(Records from a dataset)
==============================
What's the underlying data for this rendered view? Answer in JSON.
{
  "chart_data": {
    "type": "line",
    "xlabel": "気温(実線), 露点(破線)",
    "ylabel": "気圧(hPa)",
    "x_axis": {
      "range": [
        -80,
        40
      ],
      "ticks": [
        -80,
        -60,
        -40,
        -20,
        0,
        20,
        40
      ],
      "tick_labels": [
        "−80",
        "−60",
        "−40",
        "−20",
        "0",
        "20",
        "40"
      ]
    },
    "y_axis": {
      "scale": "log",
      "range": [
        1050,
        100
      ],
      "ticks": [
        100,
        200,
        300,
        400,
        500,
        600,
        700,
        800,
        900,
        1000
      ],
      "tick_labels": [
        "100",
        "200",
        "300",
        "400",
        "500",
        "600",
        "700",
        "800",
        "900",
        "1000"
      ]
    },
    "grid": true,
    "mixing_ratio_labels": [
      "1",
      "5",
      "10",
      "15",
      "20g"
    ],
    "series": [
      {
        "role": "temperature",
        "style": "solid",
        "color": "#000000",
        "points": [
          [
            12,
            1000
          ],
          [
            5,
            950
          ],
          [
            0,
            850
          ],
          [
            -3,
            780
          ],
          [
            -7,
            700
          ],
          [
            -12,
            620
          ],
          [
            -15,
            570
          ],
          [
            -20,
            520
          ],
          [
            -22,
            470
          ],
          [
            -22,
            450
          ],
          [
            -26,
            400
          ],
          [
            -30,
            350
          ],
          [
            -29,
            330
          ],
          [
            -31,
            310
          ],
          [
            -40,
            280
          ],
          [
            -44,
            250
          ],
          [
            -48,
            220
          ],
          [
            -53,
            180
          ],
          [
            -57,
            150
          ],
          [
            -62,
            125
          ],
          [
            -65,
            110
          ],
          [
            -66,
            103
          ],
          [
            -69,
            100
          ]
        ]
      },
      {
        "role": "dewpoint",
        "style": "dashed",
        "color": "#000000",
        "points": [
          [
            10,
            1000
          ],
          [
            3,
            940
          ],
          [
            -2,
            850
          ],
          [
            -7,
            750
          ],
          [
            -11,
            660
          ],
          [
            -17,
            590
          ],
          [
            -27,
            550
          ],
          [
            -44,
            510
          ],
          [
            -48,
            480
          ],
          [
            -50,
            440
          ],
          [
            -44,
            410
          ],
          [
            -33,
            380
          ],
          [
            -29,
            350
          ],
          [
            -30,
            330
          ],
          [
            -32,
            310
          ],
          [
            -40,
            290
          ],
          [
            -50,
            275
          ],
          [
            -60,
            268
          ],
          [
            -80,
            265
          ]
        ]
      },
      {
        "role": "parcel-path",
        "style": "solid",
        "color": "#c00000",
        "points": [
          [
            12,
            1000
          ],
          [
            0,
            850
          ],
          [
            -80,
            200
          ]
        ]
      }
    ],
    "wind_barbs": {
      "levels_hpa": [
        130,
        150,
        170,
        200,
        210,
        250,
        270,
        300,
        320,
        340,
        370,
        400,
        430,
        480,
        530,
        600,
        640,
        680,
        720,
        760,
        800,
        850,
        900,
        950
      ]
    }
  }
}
==============================
§ **Set exercise**: The records above are to be copied in full, exactly as written.

§ **Solution for this problem**:
What's the underlying data for this rendered view? Answer in JSON.
{
  "chart_data": {
    "type": "line",
    "xlabel": "気温(実線), 露点(破線)",
    "ylabel": "気圧(hPa)",
    "x_axis": {
      "range": [
        -80,
        40
      ],
      "ticks": [
        -80,
        -60,
        -40,
        -20,
        0,
        20,
        40
      ],
      "tick_labels": [
        "−80",
        "−60",
        "−40",
        "−20",
        "0",
        "20",
        "40"
      ]
    },
    "y_axis": {
      "scale": "log",
      "range": [
        1050,
        100
      ],
      "ticks": [
        100,
        200,
        300,
        400,
        500,
        600,
        700,
        800,
        900,
        1000
      ],
      "tick_labels": [
        "100",
        "200",
        "300",
        "400",
        "500",
        "600",
        "700",
        "800",
        "900",
        "1000"
      ]
    },
    "grid": true,
    "mixing_ratio_labels": [
      "1",
      "5",
      "10",
      "15",
      "20g"
    ],
    "series": [
      {
        "role": "temperature",
        "style": "solid",
        "color": "#000000",
        "points": [
          [
            12,
            1000
          ],
          [
            5,
            950
          ],
          [
            0,
            850
          ],
          [
            -3,
            780
          ],
          [
            -7,
            700
          ],
          [
            -12,
            620
          ],
          [
            -15,
            570
          ],
          [
            -20,
            520
          ],
          [
            -22,
            470
          ],
          [
            -22,
            450
          ],
          [
            -26,
            400
          ],
          [
            -30,
            350
          ],
          [
            -29,
            330
          ],
          [
            -31,
            310
          ],
          [
            -40,
            280
          ],
          [
            -44,
            250
          ],
          [
            -48,
            220
          ],
          [
            -53,
            180
          ],
          [
            -57,
            150
          ],
          [
            -62,
            125
          ],
          [
            -65,
            110
          ],
          [
            -66,
            103
          ],
          [
            -69,
            100
          ]
        ]
      },
      {
        "role": "dewpoint",
        "style": "dashed",
        "color": "#000000",
        "points": [
          [
            10,
            1000
          ],
          [
            3,
            940
          ],
          [
            -2,
            850
          ],
          [
            -7,
            750
          ],
          [
            -11,
            660
          ],
          [
            -17,
            590
          ],
          [
            -27,
            550
          ],
          [
            -44,
            510
          ],
          [
            -48,
            480
          ],
          [
            -50,
            440
          ],
          [
            -44,
            410
          ],
          [
            -33,
            380
          ],
          [
            -29,
            350
          ],
          [
            -30,
            330
          ],
          [
            -32,
            310
          ],
          [
            -40,
            290
          ],
          [
            -50,
            275
          ],
          [
            -60,
            268
          ],
          [
            -80,
            265
          ]
        ]
      },
      {
        "role": "parcel-path",
        "style": "solid",
        "color": "#c00000",
        "points": [
          [
            12,
            1000
          ],
          [
            0,
            850
          ],
          [
            -80,
            200
          ]
        ]
      }
    ],
    "wind_barbs": {
      "levels_hpa": [
        130,
        150,
        170,
        200,
        210,
        250,
        270,
        300,
        320,
        340,
        370,
        400,
        430,
        480,
        530,
        600,
        640,
        680,
        720,
        760,
        800,
        850,
        900,
        950
      ]
    }
  }
}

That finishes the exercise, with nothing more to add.